» **Stated task**:
Can you recast the rows as a Markdown table with columns No and Text, numbering each row, starting at the row that has "Give bounding boxes", stopping after the one that has "product-image-storage[interactable] [876,353,976,453]", and leaving out any blank ones?

» **Source material**:
★ ★ ★

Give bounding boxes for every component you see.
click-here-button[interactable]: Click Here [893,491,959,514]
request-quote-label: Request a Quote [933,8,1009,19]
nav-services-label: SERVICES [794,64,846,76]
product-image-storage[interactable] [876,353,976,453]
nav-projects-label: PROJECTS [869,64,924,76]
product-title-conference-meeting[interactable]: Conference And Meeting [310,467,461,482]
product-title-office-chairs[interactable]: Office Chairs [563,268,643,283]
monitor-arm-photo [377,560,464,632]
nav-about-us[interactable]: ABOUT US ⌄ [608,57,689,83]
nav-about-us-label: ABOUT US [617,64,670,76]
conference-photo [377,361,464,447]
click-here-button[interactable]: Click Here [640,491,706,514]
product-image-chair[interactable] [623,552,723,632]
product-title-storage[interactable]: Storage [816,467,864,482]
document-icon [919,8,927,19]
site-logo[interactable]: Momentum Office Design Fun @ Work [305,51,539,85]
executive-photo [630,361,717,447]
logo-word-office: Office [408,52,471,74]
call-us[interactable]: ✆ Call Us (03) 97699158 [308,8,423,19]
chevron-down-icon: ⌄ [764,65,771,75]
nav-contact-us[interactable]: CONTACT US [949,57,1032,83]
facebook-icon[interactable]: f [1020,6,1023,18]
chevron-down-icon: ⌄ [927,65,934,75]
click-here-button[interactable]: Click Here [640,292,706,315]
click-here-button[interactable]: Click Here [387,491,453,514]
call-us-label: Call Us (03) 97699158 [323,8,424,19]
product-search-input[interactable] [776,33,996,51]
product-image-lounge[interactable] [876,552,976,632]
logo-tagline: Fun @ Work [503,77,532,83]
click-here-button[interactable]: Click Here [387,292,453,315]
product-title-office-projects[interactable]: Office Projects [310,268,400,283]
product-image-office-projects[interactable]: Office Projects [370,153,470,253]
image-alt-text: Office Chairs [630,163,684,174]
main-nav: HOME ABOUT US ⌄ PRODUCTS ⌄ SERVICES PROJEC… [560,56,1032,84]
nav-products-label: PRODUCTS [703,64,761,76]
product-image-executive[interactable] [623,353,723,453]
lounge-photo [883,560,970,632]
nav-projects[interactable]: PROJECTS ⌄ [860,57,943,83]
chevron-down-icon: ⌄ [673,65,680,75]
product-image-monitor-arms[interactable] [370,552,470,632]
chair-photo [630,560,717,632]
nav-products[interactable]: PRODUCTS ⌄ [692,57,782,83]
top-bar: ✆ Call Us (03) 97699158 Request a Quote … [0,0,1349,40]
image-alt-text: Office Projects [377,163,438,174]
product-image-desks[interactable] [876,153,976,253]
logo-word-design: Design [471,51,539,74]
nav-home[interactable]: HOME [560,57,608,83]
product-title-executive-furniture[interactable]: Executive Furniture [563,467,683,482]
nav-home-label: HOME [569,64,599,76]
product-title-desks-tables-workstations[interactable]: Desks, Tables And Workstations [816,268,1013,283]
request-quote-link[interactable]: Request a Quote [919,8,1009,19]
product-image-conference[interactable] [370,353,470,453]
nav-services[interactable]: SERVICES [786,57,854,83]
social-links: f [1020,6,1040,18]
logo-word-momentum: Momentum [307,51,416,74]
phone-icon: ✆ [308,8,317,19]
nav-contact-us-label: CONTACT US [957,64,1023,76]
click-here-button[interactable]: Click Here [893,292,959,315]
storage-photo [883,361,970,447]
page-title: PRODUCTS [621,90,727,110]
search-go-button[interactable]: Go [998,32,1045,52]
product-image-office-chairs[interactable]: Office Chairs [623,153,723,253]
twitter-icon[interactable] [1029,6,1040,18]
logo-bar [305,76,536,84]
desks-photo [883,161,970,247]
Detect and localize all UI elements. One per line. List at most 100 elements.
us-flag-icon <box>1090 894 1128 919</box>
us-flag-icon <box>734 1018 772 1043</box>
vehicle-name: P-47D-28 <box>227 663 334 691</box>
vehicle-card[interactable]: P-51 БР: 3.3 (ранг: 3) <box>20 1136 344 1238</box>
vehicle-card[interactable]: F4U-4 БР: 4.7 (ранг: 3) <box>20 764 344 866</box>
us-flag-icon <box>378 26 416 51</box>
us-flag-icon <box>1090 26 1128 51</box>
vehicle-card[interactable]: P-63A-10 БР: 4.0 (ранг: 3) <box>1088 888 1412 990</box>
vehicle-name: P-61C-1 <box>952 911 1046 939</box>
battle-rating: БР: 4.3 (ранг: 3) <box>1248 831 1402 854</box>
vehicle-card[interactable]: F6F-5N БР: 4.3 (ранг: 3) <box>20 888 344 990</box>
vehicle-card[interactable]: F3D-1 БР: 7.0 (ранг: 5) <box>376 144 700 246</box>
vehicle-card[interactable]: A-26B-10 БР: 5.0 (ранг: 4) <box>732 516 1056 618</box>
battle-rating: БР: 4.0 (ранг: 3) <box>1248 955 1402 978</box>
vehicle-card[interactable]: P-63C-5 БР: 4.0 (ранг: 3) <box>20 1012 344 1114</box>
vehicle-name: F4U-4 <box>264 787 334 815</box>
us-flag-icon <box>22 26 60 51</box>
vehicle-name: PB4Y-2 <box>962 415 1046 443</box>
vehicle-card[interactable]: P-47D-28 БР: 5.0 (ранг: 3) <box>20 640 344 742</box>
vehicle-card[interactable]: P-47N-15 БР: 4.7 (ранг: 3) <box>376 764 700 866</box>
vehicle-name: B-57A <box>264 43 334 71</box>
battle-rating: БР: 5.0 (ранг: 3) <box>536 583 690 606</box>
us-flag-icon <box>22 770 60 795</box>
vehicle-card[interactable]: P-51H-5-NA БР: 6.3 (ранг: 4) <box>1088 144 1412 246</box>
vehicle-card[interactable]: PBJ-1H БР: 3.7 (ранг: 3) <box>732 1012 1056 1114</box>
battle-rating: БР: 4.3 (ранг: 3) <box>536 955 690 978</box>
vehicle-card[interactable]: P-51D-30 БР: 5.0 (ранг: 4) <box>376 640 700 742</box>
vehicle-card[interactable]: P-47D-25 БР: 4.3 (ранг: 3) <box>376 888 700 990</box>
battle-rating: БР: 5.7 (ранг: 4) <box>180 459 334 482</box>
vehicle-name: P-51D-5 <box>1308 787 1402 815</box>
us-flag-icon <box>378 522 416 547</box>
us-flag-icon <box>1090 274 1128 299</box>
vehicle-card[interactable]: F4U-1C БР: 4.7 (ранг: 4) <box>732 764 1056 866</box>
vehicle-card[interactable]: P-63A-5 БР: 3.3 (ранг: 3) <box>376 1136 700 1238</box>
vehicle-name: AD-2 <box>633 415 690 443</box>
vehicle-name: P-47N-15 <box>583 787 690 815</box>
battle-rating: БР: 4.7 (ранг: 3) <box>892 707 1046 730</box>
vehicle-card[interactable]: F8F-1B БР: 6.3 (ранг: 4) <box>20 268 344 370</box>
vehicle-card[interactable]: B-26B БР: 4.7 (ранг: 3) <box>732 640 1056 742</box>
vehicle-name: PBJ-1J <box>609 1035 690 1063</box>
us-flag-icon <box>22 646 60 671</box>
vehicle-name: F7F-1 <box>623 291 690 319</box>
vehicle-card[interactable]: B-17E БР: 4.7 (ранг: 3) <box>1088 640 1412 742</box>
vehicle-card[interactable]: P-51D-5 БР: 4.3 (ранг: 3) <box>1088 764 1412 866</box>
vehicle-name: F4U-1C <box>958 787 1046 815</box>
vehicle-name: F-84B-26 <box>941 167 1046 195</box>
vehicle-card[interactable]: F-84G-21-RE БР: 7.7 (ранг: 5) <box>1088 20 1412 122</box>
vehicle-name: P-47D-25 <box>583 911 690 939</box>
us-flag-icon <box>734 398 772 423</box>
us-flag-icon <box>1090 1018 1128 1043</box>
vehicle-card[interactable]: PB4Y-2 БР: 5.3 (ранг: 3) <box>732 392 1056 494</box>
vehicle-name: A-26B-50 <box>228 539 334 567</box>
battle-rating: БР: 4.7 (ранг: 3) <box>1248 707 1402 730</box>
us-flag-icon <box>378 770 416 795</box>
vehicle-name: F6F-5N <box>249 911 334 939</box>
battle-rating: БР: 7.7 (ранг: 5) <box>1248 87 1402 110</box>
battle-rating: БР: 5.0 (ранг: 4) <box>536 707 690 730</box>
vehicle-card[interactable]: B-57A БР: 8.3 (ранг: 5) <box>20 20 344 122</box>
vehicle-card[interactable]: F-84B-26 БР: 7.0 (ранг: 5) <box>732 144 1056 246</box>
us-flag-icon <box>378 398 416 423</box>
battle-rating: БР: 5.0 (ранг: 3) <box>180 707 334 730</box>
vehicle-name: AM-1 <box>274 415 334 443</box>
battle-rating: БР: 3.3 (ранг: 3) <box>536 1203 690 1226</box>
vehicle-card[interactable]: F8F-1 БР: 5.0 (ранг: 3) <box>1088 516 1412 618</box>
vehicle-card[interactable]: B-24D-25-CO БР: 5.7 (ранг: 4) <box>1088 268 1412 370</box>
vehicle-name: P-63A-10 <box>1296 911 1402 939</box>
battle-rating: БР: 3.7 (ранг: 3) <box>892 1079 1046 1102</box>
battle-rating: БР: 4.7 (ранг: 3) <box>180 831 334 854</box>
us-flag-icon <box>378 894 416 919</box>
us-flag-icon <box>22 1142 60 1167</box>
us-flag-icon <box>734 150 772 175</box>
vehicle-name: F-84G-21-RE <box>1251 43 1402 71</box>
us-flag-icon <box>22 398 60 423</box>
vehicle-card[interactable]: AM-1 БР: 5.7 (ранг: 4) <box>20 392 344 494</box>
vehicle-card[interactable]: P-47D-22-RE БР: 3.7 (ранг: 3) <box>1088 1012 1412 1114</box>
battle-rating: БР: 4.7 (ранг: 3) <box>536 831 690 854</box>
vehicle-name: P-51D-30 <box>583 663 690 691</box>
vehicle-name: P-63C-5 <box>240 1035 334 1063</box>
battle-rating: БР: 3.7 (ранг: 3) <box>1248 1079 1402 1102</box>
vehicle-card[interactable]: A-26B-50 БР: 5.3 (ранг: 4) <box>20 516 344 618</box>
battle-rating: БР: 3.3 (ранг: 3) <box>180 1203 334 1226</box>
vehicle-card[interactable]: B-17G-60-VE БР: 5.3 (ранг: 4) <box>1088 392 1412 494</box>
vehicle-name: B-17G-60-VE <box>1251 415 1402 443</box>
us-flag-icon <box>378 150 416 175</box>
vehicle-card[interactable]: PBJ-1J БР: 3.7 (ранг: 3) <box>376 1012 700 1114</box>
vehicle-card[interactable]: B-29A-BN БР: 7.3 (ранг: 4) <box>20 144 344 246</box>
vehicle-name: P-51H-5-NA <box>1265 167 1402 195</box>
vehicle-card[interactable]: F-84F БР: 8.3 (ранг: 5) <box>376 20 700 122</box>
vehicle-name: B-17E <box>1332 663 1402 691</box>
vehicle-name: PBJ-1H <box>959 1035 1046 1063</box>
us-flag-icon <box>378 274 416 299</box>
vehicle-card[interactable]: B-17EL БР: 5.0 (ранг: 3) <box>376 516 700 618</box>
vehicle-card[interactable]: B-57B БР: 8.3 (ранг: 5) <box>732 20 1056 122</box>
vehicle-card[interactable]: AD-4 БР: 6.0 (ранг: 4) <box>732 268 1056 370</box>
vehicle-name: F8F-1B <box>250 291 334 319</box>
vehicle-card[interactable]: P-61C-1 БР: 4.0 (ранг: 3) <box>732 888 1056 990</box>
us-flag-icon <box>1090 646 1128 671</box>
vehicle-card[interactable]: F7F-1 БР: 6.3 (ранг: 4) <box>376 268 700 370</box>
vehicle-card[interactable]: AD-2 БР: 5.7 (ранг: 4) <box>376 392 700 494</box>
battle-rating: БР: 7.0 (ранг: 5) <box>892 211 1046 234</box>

★ ★ ★

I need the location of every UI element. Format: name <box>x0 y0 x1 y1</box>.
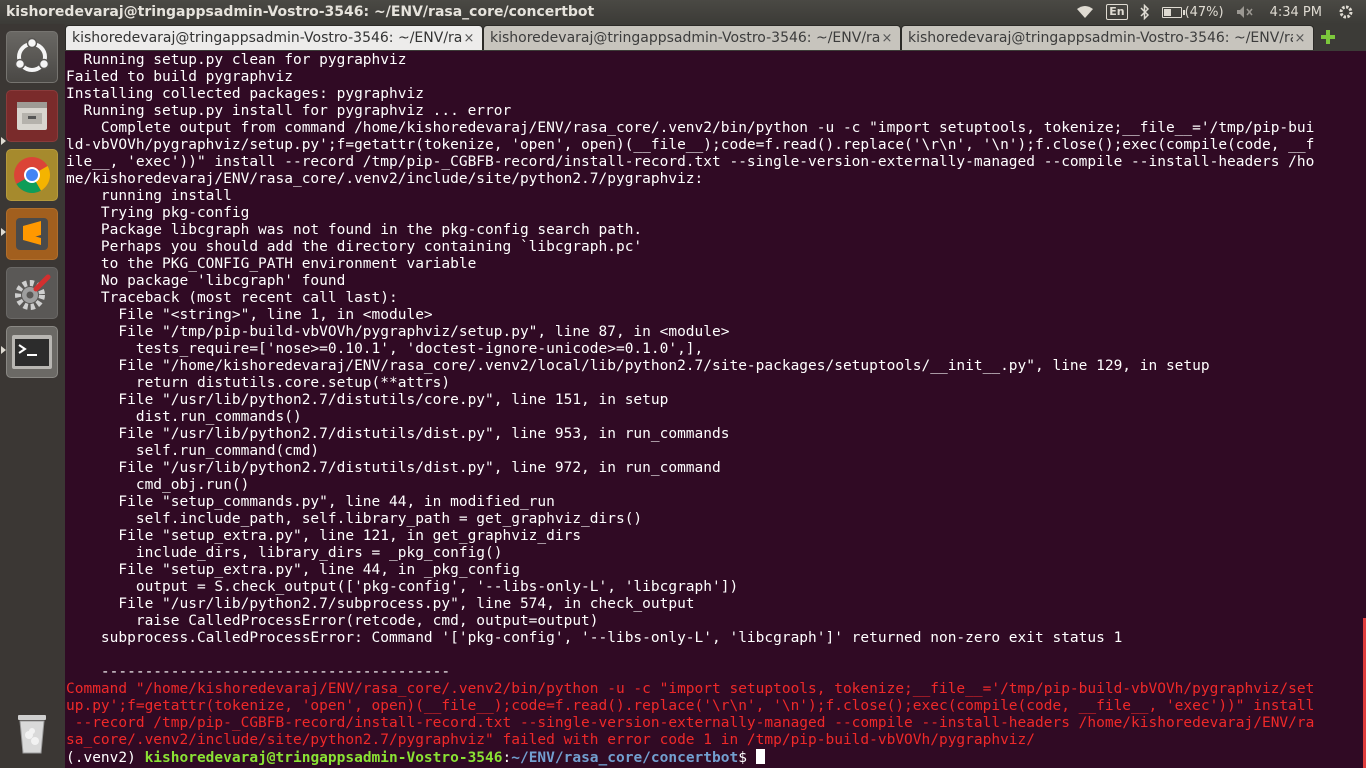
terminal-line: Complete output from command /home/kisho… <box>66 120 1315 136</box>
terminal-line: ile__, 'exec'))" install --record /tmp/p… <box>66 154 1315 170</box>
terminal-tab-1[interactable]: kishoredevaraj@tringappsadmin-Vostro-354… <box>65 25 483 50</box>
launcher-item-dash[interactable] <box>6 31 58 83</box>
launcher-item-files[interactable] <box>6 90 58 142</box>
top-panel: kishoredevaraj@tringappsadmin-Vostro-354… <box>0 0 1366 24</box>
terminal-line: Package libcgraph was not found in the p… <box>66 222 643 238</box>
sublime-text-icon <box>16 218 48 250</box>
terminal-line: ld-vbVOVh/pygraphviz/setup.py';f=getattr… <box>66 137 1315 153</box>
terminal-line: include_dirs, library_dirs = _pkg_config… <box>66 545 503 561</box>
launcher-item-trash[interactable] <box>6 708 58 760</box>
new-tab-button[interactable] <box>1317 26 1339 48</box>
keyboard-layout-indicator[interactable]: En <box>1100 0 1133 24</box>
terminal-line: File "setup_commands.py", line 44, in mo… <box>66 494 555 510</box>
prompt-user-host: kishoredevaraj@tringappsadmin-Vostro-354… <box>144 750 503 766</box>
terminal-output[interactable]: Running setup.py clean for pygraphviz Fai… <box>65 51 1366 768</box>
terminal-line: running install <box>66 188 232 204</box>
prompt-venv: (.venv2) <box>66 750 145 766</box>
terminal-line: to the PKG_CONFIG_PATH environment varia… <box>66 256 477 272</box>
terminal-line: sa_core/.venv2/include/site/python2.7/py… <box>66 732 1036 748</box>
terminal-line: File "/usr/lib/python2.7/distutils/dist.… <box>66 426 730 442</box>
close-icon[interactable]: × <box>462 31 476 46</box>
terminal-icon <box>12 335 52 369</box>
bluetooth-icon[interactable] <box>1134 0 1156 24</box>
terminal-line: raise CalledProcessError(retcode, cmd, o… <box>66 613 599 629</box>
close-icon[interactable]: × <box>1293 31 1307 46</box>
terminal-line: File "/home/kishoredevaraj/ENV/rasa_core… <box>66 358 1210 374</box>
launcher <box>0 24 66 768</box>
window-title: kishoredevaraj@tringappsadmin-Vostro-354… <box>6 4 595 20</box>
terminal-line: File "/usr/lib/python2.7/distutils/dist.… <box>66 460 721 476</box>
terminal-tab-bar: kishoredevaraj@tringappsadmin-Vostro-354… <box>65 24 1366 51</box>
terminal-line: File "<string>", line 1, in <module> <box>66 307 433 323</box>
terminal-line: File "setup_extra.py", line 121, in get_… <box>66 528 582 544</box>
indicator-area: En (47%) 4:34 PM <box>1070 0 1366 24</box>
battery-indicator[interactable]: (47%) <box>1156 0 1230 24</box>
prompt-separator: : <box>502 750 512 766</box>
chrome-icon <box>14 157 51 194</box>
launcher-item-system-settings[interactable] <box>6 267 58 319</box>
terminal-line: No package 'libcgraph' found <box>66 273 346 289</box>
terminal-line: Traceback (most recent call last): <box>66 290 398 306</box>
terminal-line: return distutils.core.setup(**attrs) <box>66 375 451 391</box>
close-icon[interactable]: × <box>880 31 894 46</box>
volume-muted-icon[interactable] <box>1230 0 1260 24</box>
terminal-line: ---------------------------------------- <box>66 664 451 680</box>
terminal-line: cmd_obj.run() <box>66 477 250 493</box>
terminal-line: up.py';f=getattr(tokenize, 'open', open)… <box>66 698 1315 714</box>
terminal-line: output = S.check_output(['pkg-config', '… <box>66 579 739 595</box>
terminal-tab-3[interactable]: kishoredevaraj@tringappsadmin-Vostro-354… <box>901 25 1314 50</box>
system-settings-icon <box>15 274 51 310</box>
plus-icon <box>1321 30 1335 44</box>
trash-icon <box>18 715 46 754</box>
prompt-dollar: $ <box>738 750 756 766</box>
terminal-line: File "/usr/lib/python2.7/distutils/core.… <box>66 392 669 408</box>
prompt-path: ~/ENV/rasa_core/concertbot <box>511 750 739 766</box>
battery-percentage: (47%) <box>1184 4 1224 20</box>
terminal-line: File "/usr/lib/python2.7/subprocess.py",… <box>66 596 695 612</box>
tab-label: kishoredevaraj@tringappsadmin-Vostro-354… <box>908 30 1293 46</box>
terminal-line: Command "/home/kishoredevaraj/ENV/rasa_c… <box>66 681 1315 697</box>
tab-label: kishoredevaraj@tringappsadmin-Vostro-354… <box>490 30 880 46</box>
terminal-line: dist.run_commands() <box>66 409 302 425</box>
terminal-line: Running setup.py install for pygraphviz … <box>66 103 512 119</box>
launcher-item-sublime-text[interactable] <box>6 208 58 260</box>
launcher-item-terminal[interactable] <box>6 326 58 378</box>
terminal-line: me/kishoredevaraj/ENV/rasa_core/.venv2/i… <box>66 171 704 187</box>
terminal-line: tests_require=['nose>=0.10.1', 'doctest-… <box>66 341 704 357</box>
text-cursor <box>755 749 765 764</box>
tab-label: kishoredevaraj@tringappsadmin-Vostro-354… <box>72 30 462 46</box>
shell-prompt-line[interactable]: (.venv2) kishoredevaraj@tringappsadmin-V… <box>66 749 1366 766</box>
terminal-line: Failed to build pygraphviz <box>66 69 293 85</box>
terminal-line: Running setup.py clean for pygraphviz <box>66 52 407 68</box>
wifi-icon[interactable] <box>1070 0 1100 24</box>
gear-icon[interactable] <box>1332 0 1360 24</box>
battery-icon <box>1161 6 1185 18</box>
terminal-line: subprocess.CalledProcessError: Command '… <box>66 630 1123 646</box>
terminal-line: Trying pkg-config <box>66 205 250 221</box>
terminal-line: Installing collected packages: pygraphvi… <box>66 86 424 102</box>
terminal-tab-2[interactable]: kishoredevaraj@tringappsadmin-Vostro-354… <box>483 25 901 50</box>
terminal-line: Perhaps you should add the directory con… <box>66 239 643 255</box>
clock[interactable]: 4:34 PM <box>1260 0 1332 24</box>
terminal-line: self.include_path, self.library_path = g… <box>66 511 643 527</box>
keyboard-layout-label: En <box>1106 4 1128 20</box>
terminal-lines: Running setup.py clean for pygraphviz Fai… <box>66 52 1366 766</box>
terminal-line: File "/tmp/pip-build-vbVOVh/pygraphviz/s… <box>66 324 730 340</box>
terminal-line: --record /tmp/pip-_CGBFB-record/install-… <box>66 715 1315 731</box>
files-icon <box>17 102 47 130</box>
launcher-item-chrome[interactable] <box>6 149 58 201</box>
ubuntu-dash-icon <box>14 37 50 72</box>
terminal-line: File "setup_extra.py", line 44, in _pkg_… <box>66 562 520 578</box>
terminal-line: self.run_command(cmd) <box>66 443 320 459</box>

★ ★ ★

» **Exercise solution**:
| No | Text |
|---|---|
| 1 | Give bounding boxes for every component you see. |
| 2 | click-here-button[interactable]: Click Here [893,491,959,514] |
| 3 | request-quote-label: Request a Quote [933,8,1009,19] |
| 4 | nav-services-label: SERVICES [794,64,846,76] |
| 5 | product-image-storage[interactable] [876,353,976,453] |